EXTRAIT DE PAGE –
Pourquoi la Suisse s'en sort-elle mieux que la France ?

Publié le 05 octobre 2009 par Francisrichard @francisrichard
Depuis des années la France est déficitaire. Elle vit à crédit. Elle tire des traites sur l'avenir. N'importe quel ménage, ou n'importe quelle entreprise, qui se comporterait ainsi serait mis en faillite. Cela dure depuis 35 ans. Les Français se sont habitués à cet état de choses. Ils ne pensent même pas que l'Etat, multiforme et monstrueux, puisse engendrer autre chose que des déficits.

Pourtant il n'en a pas toujours été ainsi. Il suffit d'aller sur le site de l'INSEE et d'admettre que les chiffres publiés ne sont pas faux - ils enjoliveraient plutôt les choses. Le tableau 3.346 des déficits publics français (ici) des 50 dernières années est éloquent : le dernier exercice sans déficit remonte à 1974, quand Valéry Giscard d'Estaing a été élu président. Depuis il n'a fait que croître et embellir. En France l'économie n'est pas le moins du monde libérale depuis bien longtemps et l'interventionnisme de l'Etat est la règle, la liberté économique l'exception

Sous de Gaulle, puis sous Pompidou, entre 1959 et 1973, deux exercices seulement sont déficitaires : 1967 et 1968, mais le déficit ne représente alors que 0,3% et 1,1% du PIB. Aujourd'hui de tels résultats feraient saliver les hommes politiques dotés d'un peu de jugeotte. Mais, comme ils sont tout sauf raisonnables, ils ne paraissent pas autrement effrayés par leur gestion calamiteuse, et n'envient pas l'époque où une saine gestion était encore bénéfique pour tout le monde. Le déficit budgétaire a atteint 3,4% en 2008 et devrait  doubler en 2009... 

Dans ces conditions il n'est pas étonnant que la dette publique et que les prélèvements obligatoires aient tous deux augmentés, la dette publique n'étant rien d'autre qu'un impôt différé dans le temps. Si l'on en croit l'INSEE, la dette publique française, tableau 3.341 (ici), est passée en 20 ans, de 1978 à 2008, de 21,1% à  67,4% du PIB. A la fin du deuxième trimestre de 2009, il atteint même déjà 73,9% du PIB, plan de relance inutile - sans réelle diminution des dépenses -, d'un total de 65 milliards d'euros (ici), oblige. Et ce n'est pas fini...

Sur la période qui va de 1980 à 2008, le poids des prélèvements obligatoires est passé de 40,1 à 42,8% du PIB, toujours selon l'INSEE. Ce qui veut dire que l'on a ponctionné davantage mais que l'on a remis à plus tard le gros de l'effort pour éponger les déficits. Ce qui veut dire aussi que l'Etat n'a pas fait de cure d'amaigrissement et qu'il se porte mieux que les contribuables, présents et futurs, qui le nourrissent et qui l'engraissent.

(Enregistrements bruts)
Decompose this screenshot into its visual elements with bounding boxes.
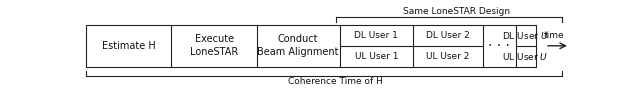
Bar	[86, 25, 536, 67]
Text: Same LoneSTAR Design: Same LoneSTAR Design	[403, 7, 510, 16]
Text: UL User $\mathit{U}$: UL User $\mathit{U}$	[502, 51, 548, 62]
Text: Execute
LoneSTAR: Execute LoneSTAR	[190, 34, 238, 57]
Text: Coherence Time of H: Coherence Time of H	[288, 77, 383, 86]
Text: UL User 2: UL User 2	[426, 52, 470, 61]
Text: DL User 1: DL User 1	[355, 31, 398, 40]
Text: Conduct
Beam Alignment: Conduct Beam Alignment	[257, 34, 339, 57]
Text: DL User 2: DL User 2	[426, 31, 470, 40]
Text: DL User $\mathit{U}$: DL User $\mathit{U}$	[502, 30, 549, 41]
Text: time: time	[543, 31, 564, 40]
Text: Estimate H: Estimate H	[102, 41, 156, 51]
Text: UL User 1: UL User 1	[355, 52, 398, 61]
Text: · · ·: · · ·	[488, 39, 510, 53]
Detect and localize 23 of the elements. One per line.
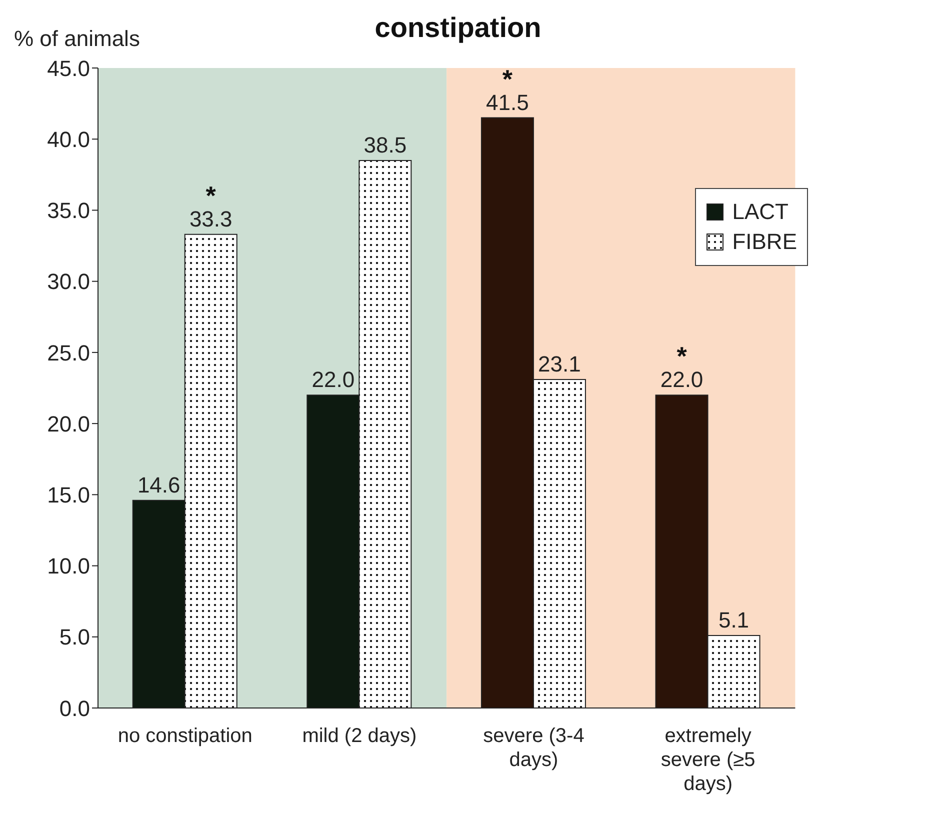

CONSIGNE 1 – Pour chacune des affirmations (a), (b) et (c), indiquez par oui ou par non si elle concorde avec le texte sur les finances publiques françaises, en citant à l'identique les mots qui tranchent. (a) Le dernier exercice sans déficit remonte à 1974. (b) Entre 1959 et 1973, trois exercices sont déficitaires. (c) De 1980 à 2008, les prélèvements obligatoires sont passés de 40,1 à 42,8 % du PIB.
CONSIGNE 2 – Poursuivez le texte sur les finances publiques françaises à partir de sa dernière phrase.

RÉPONSE RÉDIGÉE 1 –
(a) Oui : « le dernier exercice sans déficit remonte à 1974 ».
(b) Non : « entre 1959 et 1973, deux exercices seulement sont déficitaires : 1967 et 1968 ».
(c) Oui : « Sur la période qui va de 1980 à 2008, le poids des prélèvements obligatoires est passé de 40,1 à 42,8% du PIB ».

RÉPONSE RÉDIGÉE 2 –
Les Français sont habitués au chômage depuis longtemps. Depuis 1982 (ici) son taux n'est pas descendu en-dessous de 6,9%, en 1982 justement. Il a culminé à 10,9% en 1997. Il est remonté à 9,1% à la fin du deuxième trimestre de 2009. Comme ils se sont habitués à l'augmentation continue de la dette publique, les Français n'imaginent même pas qu'un pays puisse connaître un chômage en-dessous de 5%. Même quand l'économie repart le taux de chômage reste élevée en France. La gestion catastrophique des finances publiques n'est pas seule en cause. Est responsable également une protection sociale coûteuse et démesurée.

Comme le montre la courbe de la quote-part des déficits publics suisses dans le PIB (ici), cette quote-part est tantôt positive, tantôt négative. Cela résulte du fait que le frein à l'endettement est inscrit dans la Constitution fédérale (ici) :

Article 126 Gestion des finances

1 La Confédération équilibre à terme ses dépenses et ses recettes.

2 Le plafond des dépenses totales devant être approuvées dans le budget est fixé en fonction des recettes estimées, compte tenu de la situation conjoncturelle.

3 Des besoins financiers exceptionnels peuvent justifier un relèvement approprié du plafond des dépenses cité à l’al. 2. L’Assemblée fédérale décide d’un tel relèvement conformément à l’art. 159, al. 3, let. c.

4 Si les dépenses totales figurant dans le compte d’Etat dépassent le plafond fixé conformément aux al. 2 ou 3, les dépenses supplémentaires seront compensées les années suivantes.

5 La loi règle les modalités.

Autrement dit la Confédération doit équilibrer ses dépenses et ses recettes sur un cycle conjoncturel. Il ne peut pas y avoir de déficit structurel comme les keynésiens le préconisent. 
Il en résulte que l'endettement public [
ici tableau en bas de page] - Confédération, Cantons, Communes, Sécurité sociale obligatoire - est moindre. De 32,2 % du PIB en 1990 il est monté jusqu'à 55,3% en 1998, redescendu à 41,3% en 2008, pour redescendre cette année encore à 40% [voir ici l'article de La Tribune de Genève, d'où est tirée la photo ci-dessus], malgré la récession. Les recettes fiscales sont de ce fait contenues. Elles oscillent entre 31,2% du PIB en 1990 et 38,4% en 2003. Elles sont estimées à 37,2% en 2008.
Comparées aux 65 milliards du plan de relance français, les trois phases, à la mode suisse, de mesures de stabilisation, décidées, et réduites, par le parlement helvétique, sur proposition du Conseil fédéral, paraissent bien modestes, 2,1 milliards de francs au total (
ici), soit de l'ordre de 1,4 milliard d'euros, et c'est tant mieux. Comme je l'écrivais en avril dernier (ici) :

Les pays qui s'en sortiront le mieux seront ceux qui auront le moins relancé.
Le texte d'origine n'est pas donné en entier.